The records that follow are to be repeated exactly, with the pictures removed.

## Records for processing
===============

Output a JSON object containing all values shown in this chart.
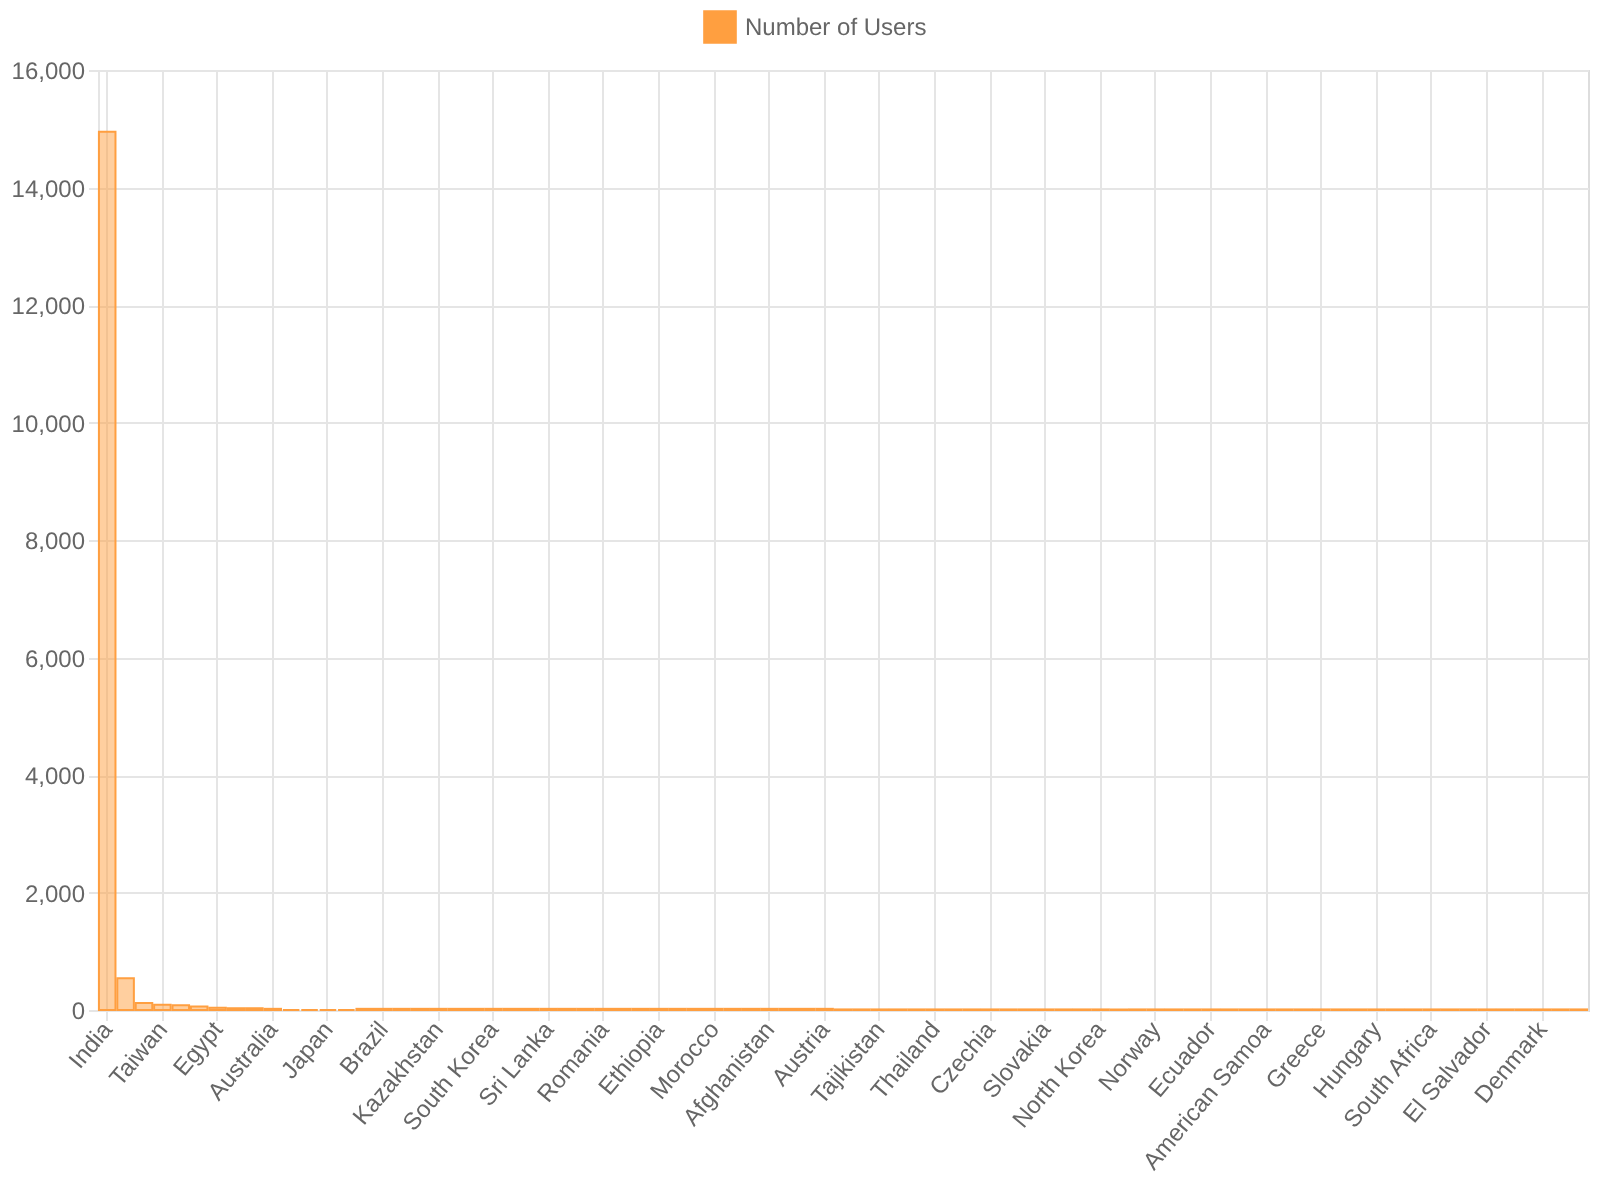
{
  "chart_data": {
    "type": "bar",
    "categories": [
      "India",
      null,
      null,
      "Taiwan",
      null,
      null,
      "Egypt",
      null,
      null,
      "Australia",
      null,
      null,
      "Japan",
      null,
      null,
      "Brazil",
      null,
      null,
      "Kazakhstan",
      null,
      null,
      "South Korea",
      null,
      null,
      "Sri Lanka",
      null,
      null,
      "Romania",
      null,
      null,
      "Ethiopia",
      null,
      null,
      "Morocco",
      null,
      null,
      "Afghanistan",
      null,
      null,
      "Austria",
      null,
      null,
      "Tajikistan",
      null,
      null,
      "Thailand",
      null,
      null,
      "Czechia",
      null,
      null,
      "Slovakia",
      null,
      null,
      "North Korea",
      null,
      null,
      "Norway",
      null,
      null,
      "Ecuador",
      null,
      null,
      "American Samoa",
      null,
      null,
      "Greece",
      null,
      null,
      "Hungary",
      null,
      null,
      "South Africa",
      null,
      null,
      "El Salvador",
      null,
      null,
      "Denmark",
      null,
      null
    ],
    "series": [
      {
        "name": "Number of Users",
        "color": "#ff9f40",
        "values": [
          14950,
          540,
          120,
          90,
          80,
          60,
          40,
          30,
          30,
          20,
          0,
          0,
          0,
          0,
          20,
          20,
          20,
          20,
          20,
          20,
          20,
          20,
          20,
          20,
          20,
          20,
          20,
          20,
          20,
          20,
          20,
          20,
          20,
          20,
          20,
          20,
          20,
          20,
          20,
          20,
          10,
          10,
          10,
          10,
          10,
          10,
          10,
          10,
          10,
          10,
          10,
          10,
          10,
          10,
          10,
          10,
          10,
          10,
          10,
          10,
          10,
          10,
          10,
          10,
          10,
          10,
          10,
          10,
          10,
          10,
          10,
          10,
          10,
          10,
          10,
          10,
          10,
          10,
          10,
          10,
          10
        ]
      }
    ],
    "ylim": [
      0,
      16000
    ],
    "yticks": [
      0,
      {
        "value": 2000,
        "label": "2,000"
      },
      {
        "value": 4000,
        "label": "4,000"
      },
      {
        "value": 6000,
        "label": "6,000"
      },
      {
        "value": 8000,
        "label": "8,000"
      },
      {
        "value": 10000,
        "label": "10,000"
      },
      {
        "value": 12000,
        "label": "12,000"
      },
      {
        "value": 14000,
        "label": "14,000"
      },
      {
        "value": 16000,
        "label": "16,000"
      }
    ],
    "grid": true,
    "legend": "top"
  }
}
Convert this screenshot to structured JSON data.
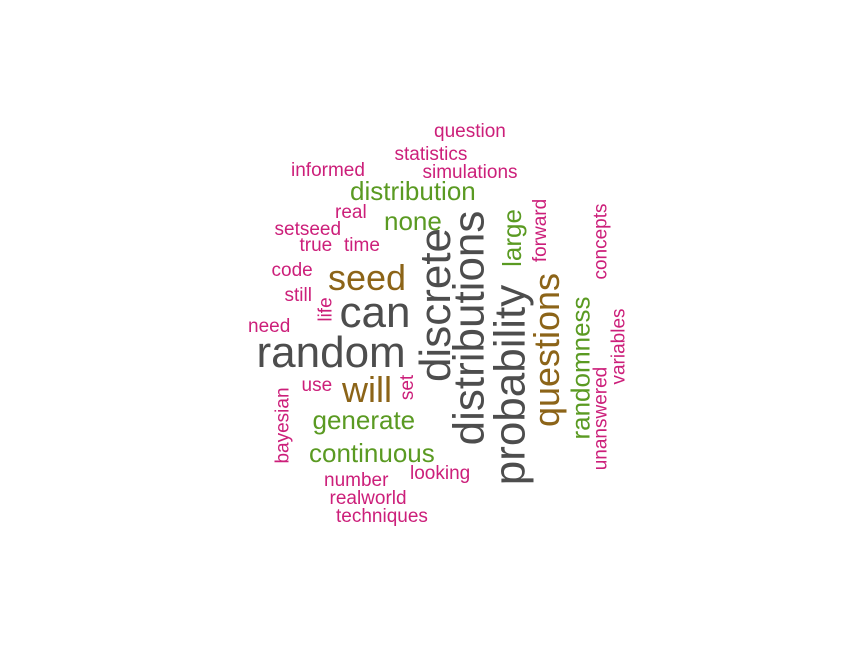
{
  "colors": {
    "gray": "#4d4d4d",
    "brown": "#8c6418",
    "green": "#5a9a22",
    "pink": "#cc1f7a"
  },
  "words": [
    {
      "id": "random",
      "text": "random",
      "color": "gray"
    },
    {
      "id": "can",
      "text": "can",
      "color": "gray"
    },
    {
      "id": "discrete",
      "text": "discrete",
      "color": "gray"
    },
    {
      "id": "distributions",
      "text": "distributions",
      "color": "gray"
    },
    {
      "id": "probability",
      "text": "probability",
      "color": "gray"
    },
    {
      "id": "seed",
      "text": "seed",
      "color": "brown"
    },
    {
      "id": "will",
      "text": "will",
      "color": "brown"
    },
    {
      "id": "questions",
      "text": "questions",
      "color": "brown"
    },
    {
      "id": "distribution",
      "text": "distribution",
      "color": "green"
    },
    {
      "id": "none",
      "text": "none",
      "color": "green"
    },
    {
      "id": "large",
      "text": "large",
      "color": "green"
    },
    {
      "id": "generate",
      "text": "generate",
      "color": "green"
    },
    {
      "id": "continuous",
      "text": "continuous",
      "color": "green"
    },
    {
      "id": "randomness",
      "text": "randomness",
      "color": "green"
    },
    {
      "id": "question",
      "text": "question",
      "color": "pink"
    },
    {
      "id": "statistics",
      "text": "statistics",
      "color": "pink"
    },
    {
      "id": "informed",
      "text": "informed",
      "color": "pink"
    },
    {
      "id": "simulations",
      "text": "simulations",
      "color": "pink"
    },
    {
      "id": "real",
      "text": "real",
      "color": "pink"
    },
    {
      "id": "setseed",
      "text": "setseed",
      "color": "pink"
    },
    {
      "id": "true",
      "text": "true",
      "color": "pink"
    },
    {
      "id": "time",
      "text": "time",
      "color": "pink"
    },
    {
      "id": "forward",
      "text": "forward",
      "color": "pink"
    },
    {
      "id": "concepts",
      "text": "concepts",
      "color": "pink"
    },
    {
      "id": "code",
      "text": "code",
      "color": "pink"
    },
    {
      "id": "still",
      "text": "still",
      "color": "pink"
    },
    {
      "id": "life",
      "text": "life",
      "color": "pink"
    },
    {
      "id": "need",
      "text": "need",
      "color": "pink"
    },
    {
      "id": "variables",
      "text": "variables",
      "color": "pink"
    },
    {
      "id": "use",
      "text": "use",
      "color": "pink"
    },
    {
      "id": "set",
      "text": "set",
      "color": "pink"
    },
    {
      "id": "unanswered",
      "text": "unanswered",
      "color": "pink"
    },
    {
      "id": "bayesian",
      "text": "bayesian",
      "color": "pink"
    },
    {
      "id": "looking",
      "text": "looking",
      "color": "pink"
    },
    {
      "id": "number",
      "text": "number",
      "color": "pink"
    },
    {
      "id": "realworld",
      "text": "realworld",
      "color": "pink"
    },
    {
      "id": "techniques",
      "text": "techniques",
      "color": "pink"
    }
  ]
}
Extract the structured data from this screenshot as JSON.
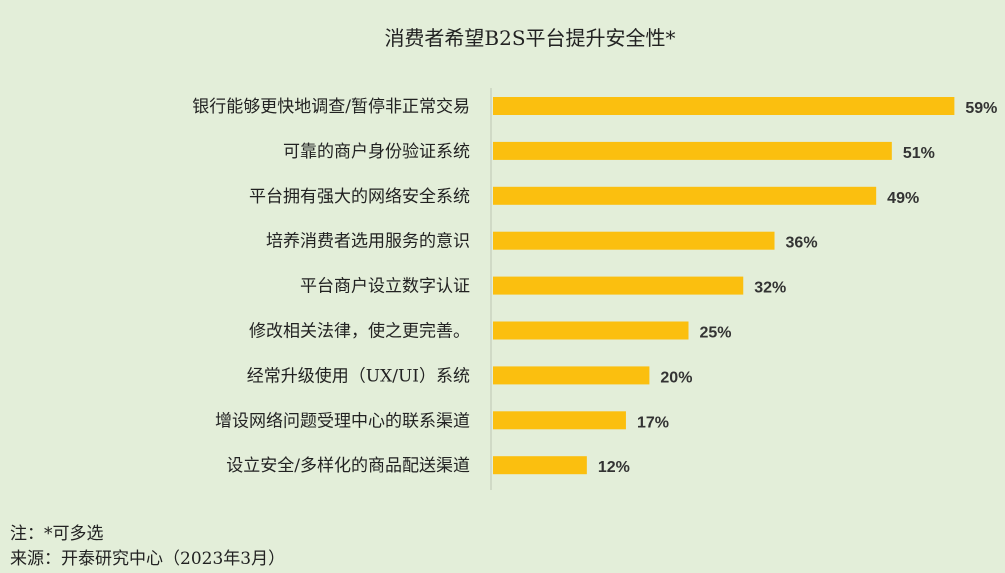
{
  "chart_data": {
    "type": "bar",
    "orientation": "horizontal",
    "title": "消费者希望B2S平台提升安全性*",
    "categories": [
      "银行能够更快地调查/暂停非正常交易",
      "可靠的商户身份验证系统",
      "平台拥有强大的网络安全系统",
      "培养消费者选用服务的意识",
      "平台商户设立数字认证",
      "修改相关法律，使之更完善。",
      "经常升级使用（UX/UI）系统",
      "增设网络问题受理中心的联系渠道",
      "设立安全/多样化的商品配送渠道"
    ],
    "values": [
      59,
      51,
      49,
      36,
      32,
      25,
      20,
      17,
      12
    ],
    "value_labels": [
      "59%",
      "51%",
      "49%",
      "36%",
      "32%",
      "25%",
      "20%",
      "17%",
      "12%"
    ],
    "unit": "%",
    "xlim": [
      0,
      60
    ],
    "grid": false,
    "bar_color": "#fbbf0f",
    "background_color": "#e3eed9"
  },
  "notes": {
    "note": "注：*可多选",
    "source": "来源：开泰研究中心（2023年3月）"
  }
}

===============

## The reply
Output a JSON object containing all values shown in this chart.
{
  "chart_data": {
    "type": "bar",
    "categories": [
      "India",
      null,
      null,
      "Taiwan",
      null,
      null,
      "Egypt",
      null,
      null,
      "Australia",
      null,
      null,
      "Japan",
      null,
      null,
      "Brazil",
      null,
      null,
      "Kazakhstan",
      null,
      null,
      "South Korea",
      null,
      null,
      "Sri Lanka",
      null,
      null,
      "Romania",
      null,
      null,
      "Ethiopia",
      null,
      null,
      "Morocco",
      null,
      null,
      "Afghanistan",
      null,
      null,
      "Austria",
      null,
      null,
      "Tajikistan",
      null,
      null,
      "Thailand",
      null,
      null,
      "Czechia",
      null,
      null,
      "Slovakia",
      null,
      null,
      "North Korea",
      null,
      null,
      "Norway",
      null,
      null,
      "Ecuador",
      null,
      null,
      "American Samoa",
      null,
      null,
      "Greece",
      null,
      null,
      "Hungary",
      null,
      null,
      "South Africa",
      null,
      null,
      "El Salvador",
      null,
      null,
      "Denmark",
      null,
      null
    ],
    "series": [
      {
        "name": "Number of Users",
        "color": "#ff9f40",
        "values": [
          14950,
          540,
          120,
          90,
          80,
          60,
          40,
          30,
          30,
          20,
          0,
          0,
          0,
          0,
          20,
          20,
          20,
          20,
          20,
          20,
          20,
          20,
          20,
          20,
          20,
          20,
          20,
          20,
          20,
          20,
          20,
          20,
          20,
          20,
          20,
          20,
          20,
          20,
          20,
          20,
          10,
          10,
          10,
          10,
          10,
          10,
          10,
          10,
          10,
          10,
          10,
          10,
          10,
          10,
          10,
          10,
          10,
          10,
          10,
          10,
          10,
          10,
          10,
          10,
          10,
          10,
          10,
          10,
          10,
          10,
          10,
          10,
          10,
          10,
          10,
          10,
          10,
          10,
          10,
          10,
          10
        ]
      }
    ],
    "ylim": [
      0,
      16000
    ],
    "yticks": [
      0,
      {
        "value": 2000,
        "label": "2,000"
      },
      {
        "value": 4000,
        "label": "4,000"
      },
      {
        "value": 6000,
        "label": "6,000"
      },
      {
        "value": 8000,
        "label": "8,000"
      },
      {
        "value": 10000,
        "label": "10,000"
      },
      {
        "value": 12000,
        "label": "12,000"
      },
      {
        "value": 14000,
        "label": "14,000"
      },
      {
        "value": 16000,
        "label": "16,000"
      }
    ],
    "grid": true,
    "legend": "top"
  }
}
Convert this screenshot to structured JSON data.
{
  "colors": {
    "gray": "#4d4d4d",
    "brown": "#8c6418",
    "green": "#5a9a22",
    "pink": "#cc1f7a"
  },
  "words": [
    {
      "id": "random",
      "text": "random",
      "color": "gray"
    },
    {
      "id": "can",
      "text": "can",
      "color": "gray"
    },
    {
      "id": "discrete",
      "text": "discrete",
      "color": "gray"
    },
    {
      "id": "distributions",
      "text": "distributions",
      "color": "gray"
    },
    {
      "id": "probability",
      "text": "probability",
      "color": "gray"
    },
    {
      "id": "seed",
      "text": "seed",
      "color": "brown"
    },
    {
      "id": "will",
      "text": "will",
      "color": "brown"
    },
    {
      "id": "questions",
      "text": "questions",
      "color": "brown"
    },
    {
      "id": "distribution",
      "text": "distribution",
      "color": "green"
    },
    {
      "id": "none",
      "text": "none",
      "color": "green"
    },
    {
      "id": "large",
      "text": "large",
      "color": "green"
    },
    {
      "id": "generate",
      "text": "generate",
      "color": "green"
    },
    {
      "id": "continuous",
      "text": "continuous",
      "color": "green"
    },
    {
      "id": "randomness",
      "text": "randomness",
      "color": "green"
    },
    {
      "id": "question",
      "text": "question",
      "color": "pink"
    },
    {
      "id": "statistics",
      "text": "statistics",
      "color": "pink"
    },
    {
      "id": "informed",
      "text": "informed",
      "color": "pink"
    },
    {
      "id": "simulations",
      "text": "simulations",
      "color": "pink"
    },
    {
      "id": "real",
      "text": "real",
      "color": "pink"
    },
    {
      "id": "setseed",
      "text": "setseed",
      "color": "pink"
    },
    {
      "id": "true",
      "text": "true",
      "color": "pink"
    },
    {
      "id": "time",
      "text": "time",
      "color": "pink"
    },
    {
      "id": "forward",
      "text": "forward",
      "color": "pink"
    },
    {
      "id": "concepts",
      "text": "concepts",
      "color": "pink"
    },
    {
      "id": "code",
      "text": "code",
      "color": "pink"
    },
    {
      "id": "still",
      "text": "still",
      "color": "pink"
    },
    {
      "id": "life",
      "text": "life",
      "color": "pink"
    },
    {
      "id": "need",
      "text": "need",
      "color": "pink"
    },
    {
      "id": "variables",
      "text": "variables",
      "color": "pink"
    },
    {
      "id": "use",
      "text": "use",
      "color": "pink"
    },
    {
      "id": "set",
      "text": "set",
      "color": "pink"
    },
    {
      "id": "unanswered",
      "text": "unanswered",
      "color": "pink"
    },
    {
      "id": "bayesian",
      "text": "bayesian",
      "color": "pink"
    },
    {
      "id": "looking",
      "text": "looking",
      "color": "pink"
    },
    {
      "id": "number",
      "text": "number",
      "color": "pink"
    },
    {
      "id": "realworld",
      "text": "realworld",
      "color": "pink"
    },
    {
      "id": "techniques",
      "text": "techniques",
      "color": "pink"
    }
  ]
}
Extract the structured data from this screenshot as JSON.
{
  "chart_data": {
    "type": "bar",
    "orientation": "horizontal",
    "title": "消费者希望B2S平台提升安全性*",
    "categories": [
      "银行能够更快地调查/暂停非正常交易",
      "可靠的商户身份验证系统",
      "平台拥有强大的网络安全系统",
      "培养消费者选用服务的意识",
      "平台商户设立数字认证",
      "修改相关法律，使之更完善。",
      "经常升级使用（UX/UI）系统",
      "增设网络问题受理中心的联系渠道",
      "设立安全/多样化的商品配送渠道"
    ],
    "values": [
      59,
      51,
      49,
      36,
      32,
      25,
      20,
      17,
      12
    ],
    "value_labels": [
      "59%",
      "51%",
      "49%",
      "36%",
      "32%",
      "25%",
      "20%",
      "17%",
      "12%"
    ],
    "unit": "%",
    "xlim": [
      0,
      60
    ],
    "grid": false,
    "bar_color": "#fbbf0f",
    "background_color": "#e3eed9"
  },
  "notes": {
    "note": "注：*可多选",
    "source": "来源：开泰研究中心（2023年3月）"
  }
}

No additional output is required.